◆ Brief
Carry none of the pictures over; set down the material below exactly.

◆ Data lines
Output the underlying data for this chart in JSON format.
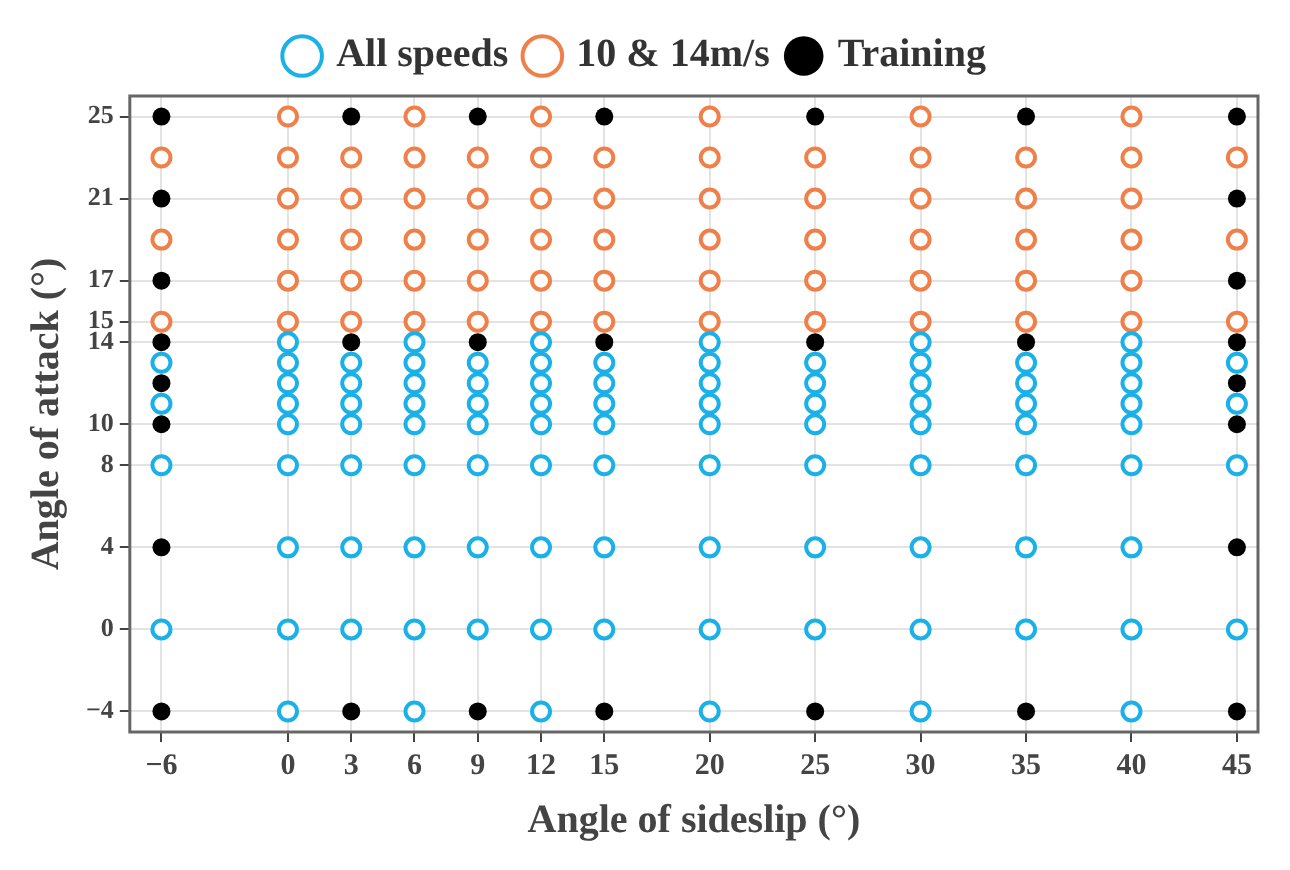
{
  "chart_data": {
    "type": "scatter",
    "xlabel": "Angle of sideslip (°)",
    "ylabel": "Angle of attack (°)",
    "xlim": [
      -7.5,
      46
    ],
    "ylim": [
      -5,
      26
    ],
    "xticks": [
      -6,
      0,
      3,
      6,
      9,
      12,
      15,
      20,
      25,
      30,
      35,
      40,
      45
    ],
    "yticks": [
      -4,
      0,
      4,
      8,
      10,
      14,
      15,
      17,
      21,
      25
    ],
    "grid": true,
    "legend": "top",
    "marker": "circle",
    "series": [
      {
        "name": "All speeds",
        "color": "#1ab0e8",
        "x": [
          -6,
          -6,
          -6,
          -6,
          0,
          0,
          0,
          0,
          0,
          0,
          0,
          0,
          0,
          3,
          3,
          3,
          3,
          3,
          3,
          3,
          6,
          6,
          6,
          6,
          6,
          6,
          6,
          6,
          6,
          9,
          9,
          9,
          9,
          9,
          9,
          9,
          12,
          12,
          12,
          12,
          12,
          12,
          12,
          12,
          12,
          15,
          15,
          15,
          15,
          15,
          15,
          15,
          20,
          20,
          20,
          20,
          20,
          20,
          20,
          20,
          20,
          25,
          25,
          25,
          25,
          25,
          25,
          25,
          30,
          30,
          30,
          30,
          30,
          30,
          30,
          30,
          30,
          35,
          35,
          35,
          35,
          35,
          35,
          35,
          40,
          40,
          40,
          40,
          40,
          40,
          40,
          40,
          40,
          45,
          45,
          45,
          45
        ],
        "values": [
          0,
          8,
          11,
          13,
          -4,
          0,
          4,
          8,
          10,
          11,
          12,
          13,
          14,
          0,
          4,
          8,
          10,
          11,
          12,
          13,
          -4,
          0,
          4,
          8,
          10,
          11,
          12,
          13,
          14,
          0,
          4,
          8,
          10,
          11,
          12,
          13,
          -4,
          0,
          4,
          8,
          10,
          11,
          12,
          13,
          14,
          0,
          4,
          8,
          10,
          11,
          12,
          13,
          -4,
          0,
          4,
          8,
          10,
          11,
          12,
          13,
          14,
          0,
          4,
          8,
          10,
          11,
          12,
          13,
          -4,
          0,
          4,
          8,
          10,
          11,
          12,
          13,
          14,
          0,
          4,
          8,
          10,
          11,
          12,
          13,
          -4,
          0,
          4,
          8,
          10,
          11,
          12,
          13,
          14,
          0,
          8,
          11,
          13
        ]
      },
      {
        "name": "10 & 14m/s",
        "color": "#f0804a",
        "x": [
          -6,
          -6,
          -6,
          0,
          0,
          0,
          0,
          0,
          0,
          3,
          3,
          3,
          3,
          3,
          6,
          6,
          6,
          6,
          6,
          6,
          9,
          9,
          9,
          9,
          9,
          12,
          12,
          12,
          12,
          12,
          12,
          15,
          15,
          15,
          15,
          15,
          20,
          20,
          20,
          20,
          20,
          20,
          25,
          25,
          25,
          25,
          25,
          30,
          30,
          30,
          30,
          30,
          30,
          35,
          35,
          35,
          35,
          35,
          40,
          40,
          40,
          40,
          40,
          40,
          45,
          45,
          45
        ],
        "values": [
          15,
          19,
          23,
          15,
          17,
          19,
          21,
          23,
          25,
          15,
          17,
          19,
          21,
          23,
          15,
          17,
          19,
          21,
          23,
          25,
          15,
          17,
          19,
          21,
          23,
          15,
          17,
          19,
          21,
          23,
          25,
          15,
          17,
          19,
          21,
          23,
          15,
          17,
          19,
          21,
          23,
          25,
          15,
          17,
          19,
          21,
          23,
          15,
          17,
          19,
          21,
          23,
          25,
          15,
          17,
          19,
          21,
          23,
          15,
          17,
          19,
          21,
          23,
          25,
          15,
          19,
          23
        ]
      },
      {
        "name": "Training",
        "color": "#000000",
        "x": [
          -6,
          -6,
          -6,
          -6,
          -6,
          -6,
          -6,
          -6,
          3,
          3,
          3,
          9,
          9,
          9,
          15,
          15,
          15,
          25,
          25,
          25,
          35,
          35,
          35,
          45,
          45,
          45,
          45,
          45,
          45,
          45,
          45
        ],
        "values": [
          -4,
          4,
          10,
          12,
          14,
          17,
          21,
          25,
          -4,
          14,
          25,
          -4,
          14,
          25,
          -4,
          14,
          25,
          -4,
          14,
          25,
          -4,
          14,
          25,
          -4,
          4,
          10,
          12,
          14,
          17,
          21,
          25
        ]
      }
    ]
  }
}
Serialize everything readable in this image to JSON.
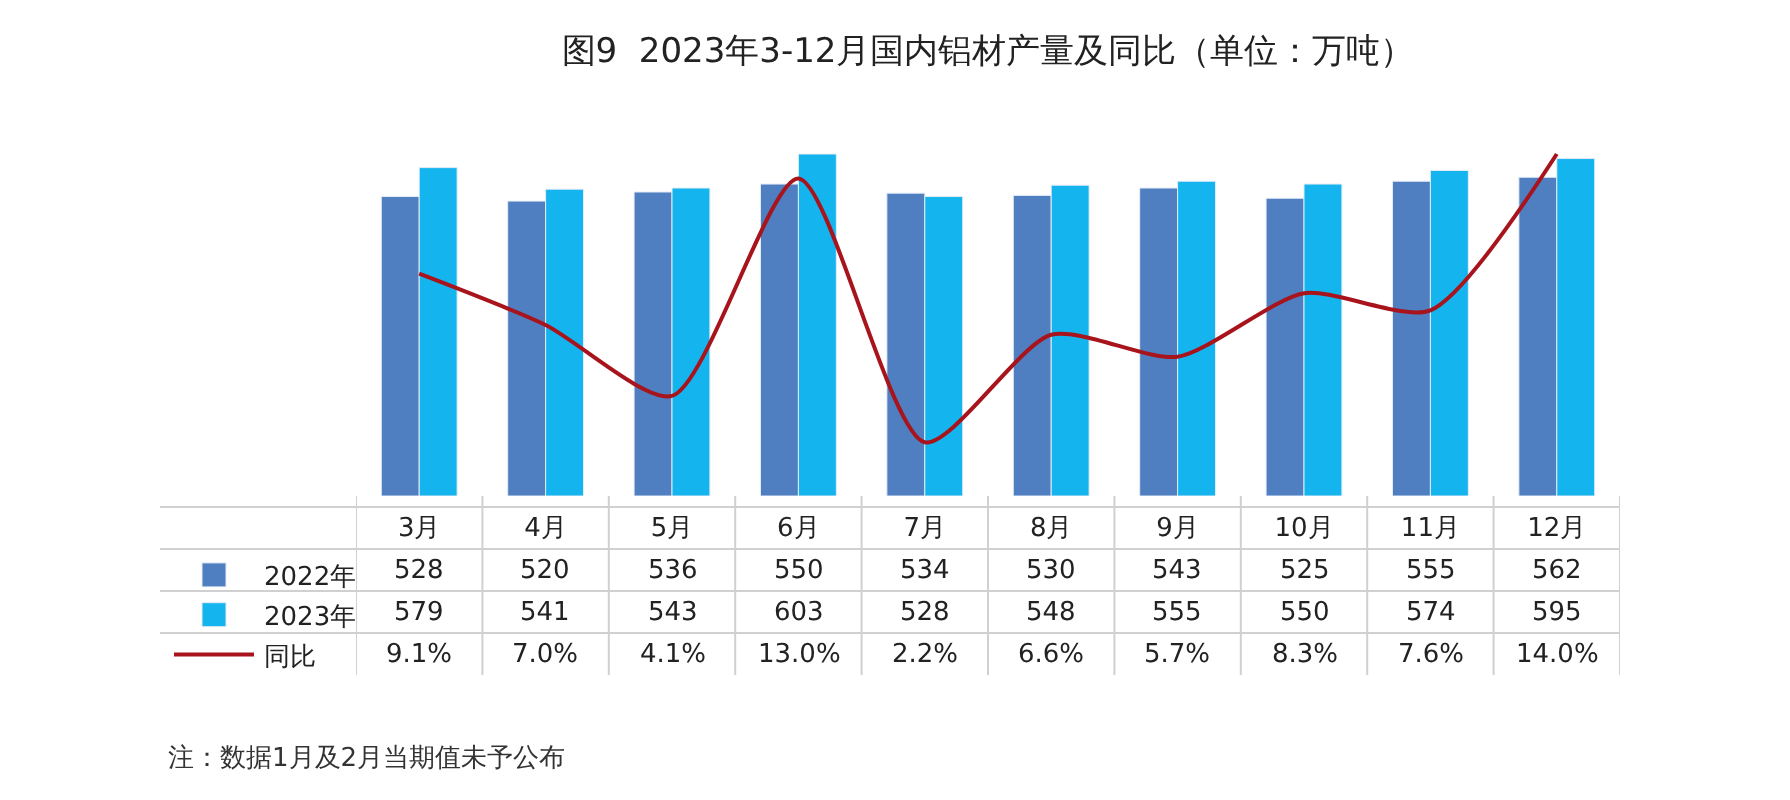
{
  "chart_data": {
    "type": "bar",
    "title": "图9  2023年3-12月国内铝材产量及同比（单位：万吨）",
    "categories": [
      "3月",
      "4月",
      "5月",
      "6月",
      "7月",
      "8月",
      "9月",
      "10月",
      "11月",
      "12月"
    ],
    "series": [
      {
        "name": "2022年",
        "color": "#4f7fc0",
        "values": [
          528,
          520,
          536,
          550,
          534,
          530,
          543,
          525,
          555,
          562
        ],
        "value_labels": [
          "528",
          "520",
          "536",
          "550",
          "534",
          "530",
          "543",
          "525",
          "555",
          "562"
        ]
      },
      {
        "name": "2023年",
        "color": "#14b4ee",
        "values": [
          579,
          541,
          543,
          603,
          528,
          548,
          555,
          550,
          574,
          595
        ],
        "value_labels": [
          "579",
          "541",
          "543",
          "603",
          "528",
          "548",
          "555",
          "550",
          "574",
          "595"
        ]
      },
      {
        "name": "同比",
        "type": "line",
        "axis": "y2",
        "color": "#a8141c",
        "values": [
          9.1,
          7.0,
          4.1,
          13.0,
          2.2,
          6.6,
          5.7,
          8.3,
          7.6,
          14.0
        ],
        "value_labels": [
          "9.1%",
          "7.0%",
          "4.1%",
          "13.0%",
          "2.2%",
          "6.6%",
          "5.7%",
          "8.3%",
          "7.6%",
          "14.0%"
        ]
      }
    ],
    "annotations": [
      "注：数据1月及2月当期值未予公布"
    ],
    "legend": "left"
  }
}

◆ Reply
Output the underlying data for this chart in JSON format.
{
  "chart_data": {
    "type": "scatter",
    "xlabel": "Angle of sideslip (°)",
    "ylabel": "Angle of attack (°)",
    "xlim": [
      -7.5,
      46
    ],
    "ylim": [
      -5,
      26
    ],
    "xticks": [
      -6,
      0,
      3,
      6,
      9,
      12,
      15,
      20,
      25,
      30,
      35,
      40,
      45
    ],
    "yticks": [
      -4,
      0,
      4,
      8,
      10,
      14,
      15,
      17,
      21,
      25
    ],
    "grid": true,
    "legend": "top",
    "marker": "circle",
    "series": [
      {
        "name": "All speeds",
        "color": "#1ab0e8",
        "x": [
          -6,
          -6,
          -6,
          -6,
          0,
          0,
          0,
          0,
          0,
          0,
          0,
          0,
          0,
          3,
          3,
          3,
          3,
          3,
          3,
          3,
          6,
          6,
          6,
          6,
          6,
          6,
          6,
          6,
          6,
          9,
          9,
          9,
          9,
          9,
          9,
          9,
          12,
          12,
          12,
          12,
          12,
          12,
          12,
          12,
          12,
          15,
          15,
          15,
          15,
          15,
          15,
          15,
          20,
          20,
          20,
          20,
          20,
          20,
          20,
          20,
          20,
          25,
          25,
          25,
          25,
          25,
          25,
          25,
          30,
          30,
          30,
          30,
          30,
          30,
          30,
          30,
          30,
          35,
          35,
          35,
          35,
          35,
          35,
          35,
          40,
          40,
          40,
          40,
          40,
          40,
          40,
          40,
          40,
          45,
          45,
          45,
          45
        ],
        "values": [
          0,
          8,
          11,
          13,
          -4,
          0,
          4,
          8,
          10,
          11,
          12,
          13,
          14,
          0,
          4,
          8,
          10,
          11,
          12,
          13,
          -4,
          0,
          4,
          8,
          10,
          11,
          12,
          13,
          14,
          0,
          4,
          8,
          10,
          11,
          12,
          13,
          -4,
          0,
          4,
          8,
          10,
          11,
          12,
          13,
          14,
          0,
          4,
          8,
          10,
          11,
          12,
          13,
          -4,
          0,
          4,
          8,
          10,
          11,
          12,
          13,
          14,
          0,
          4,
          8,
          10,
          11,
          12,
          13,
          -4,
          0,
          4,
          8,
          10,
          11,
          12,
          13,
          14,
          0,
          4,
          8,
          10,
          11,
          12,
          13,
          -4,
          0,
          4,
          8,
          10,
          11,
          12,
          13,
          14,
          0,
          8,
          11,
          13
        ]
      },
      {
        "name": "10 & 14m/s",
        "color": "#f0804a",
        "x": [
          -6,
          -6,
          -6,
          0,
          0,
          0,
          0,
          0,
          0,
          3,
          3,
          3,
          3,
          3,
          6,
          6,
          6,
          6,
          6,
          6,
          9,
          9,
          9,
          9,
          9,
          12,
          12,
          12,
          12,
          12,
          12,
          15,
          15,
          15,
          15,
          15,
          20,
          20,
          20,
          20,
          20,
          20,
          25,
          25,
          25,
          25,
          25,
          30,
          30,
          30,
          30,
          30,
          30,
          35,
          35,
          35,
          35,
          35,
          40,
          40,
          40,
          40,
          40,
          40,
          45,
          45,
          45
        ],
        "values": [
          15,
          19,
          23,
          15,
          17,
          19,
          21,
          23,
          25,
          15,
          17,
          19,
          21,
          23,
          15,
          17,
          19,
          21,
          23,
          25,
          15,
          17,
          19,
          21,
          23,
          15,
          17,
          19,
          21,
          23,
          25,
          15,
          17,
          19,
          21,
          23,
          15,
          17,
          19,
          21,
          23,
          25,
          15,
          17,
          19,
          21,
          23,
          15,
          17,
          19,
          21,
          23,
          25,
          15,
          17,
          19,
          21,
          23,
          15,
          17,
          19,
          21,
          23,
          25,
          15,
          19,
          23
        ]
      },
      {
        "name": "Training",
        "color": "#000000",
        "x": [
          -6,
          -6,
          -6,
          -6,
          -6,
          -6,
          -6,
          -6,
          3,
          3,
          3,
          9,
          9,
          9,
          15,
          15,
          15,
          25,
          25,
          25,
          35,
          35,
          35,
          45,
          45,
          45,
          45,
          45,
          45,
          45,
          45
        ],
        "values": [
          -4,
          4,
          10,
          12,
          14,
          17,
          21,
          25,
          -4,
          14,
          25,
          -4,
          14,
          25,
          -4,
          14,
          25,
          -4,
          14,
          25,
          -4,
          14,
          25,
          -4,
          4,
          10,
          12,
          14,
          17,
          21,
          25
        ]
      }
    ]
  }
}
Serialize everything readable in this image to JSON.
{
  "chart_data": {
    "type": "bar",
    "title": "图9  2023年3-12月国内铝材产量及同比（单位：万吨）",
    "categories": [
      "3月",
      "4月",
      "5月",
      "6月",
      "7月",
      "8月",
      "9月",
      "10月",
      "11月",
      "12月"
    ],
    "series": [
      {
        "name": "2022年",
        "color": "#4f7fc0",
        "values": [
          528,
          520,
          536,
          550,
          534,
          530,
          543,
          525,
          555,
          562
        ],
        "value_labels": [
          "528",
          "520",
          "536",
          "550",
          "534",
          "530",
          "543",
          "525",
          "555",
          "562"
        ]
      },
      {
        "name": "2023年",
        "color": "#14b4ee",
        "values": [
          579,
          541,
          543,
          603,
          528,
          548,
          555,
          550,
          574,
          595
        ],
        "value_labels": [
          "579",
          "541",
          "543",
          "603",
          "528",
          "548",
          "555",
          "550",
          "574",
          "595"
        ]
      },
      {
        "name": "同比",
        "type": "line",
        "axis": "y2",
        "color": "#a8141c",
        "values": [
          9.1,
          7.0,
          4.1,
          13.0,
          2.2,
          6.6,
          5.7,
          8.3,
          7.6,
          14.0
        ],
        "value_labels": [
          "9.1%",
          "7.0%",
          "4.1%",
          "13.0%",
          "2.2%",
          "6.6%",
          "5.7%",
          "8.3%",
          "7.6%",
          "14.0%"
        ]
      }
    ],
    "annotations": [
      "注：数据1月及2月当期值未予公布"
    ],
    "legend": "left"
  }
}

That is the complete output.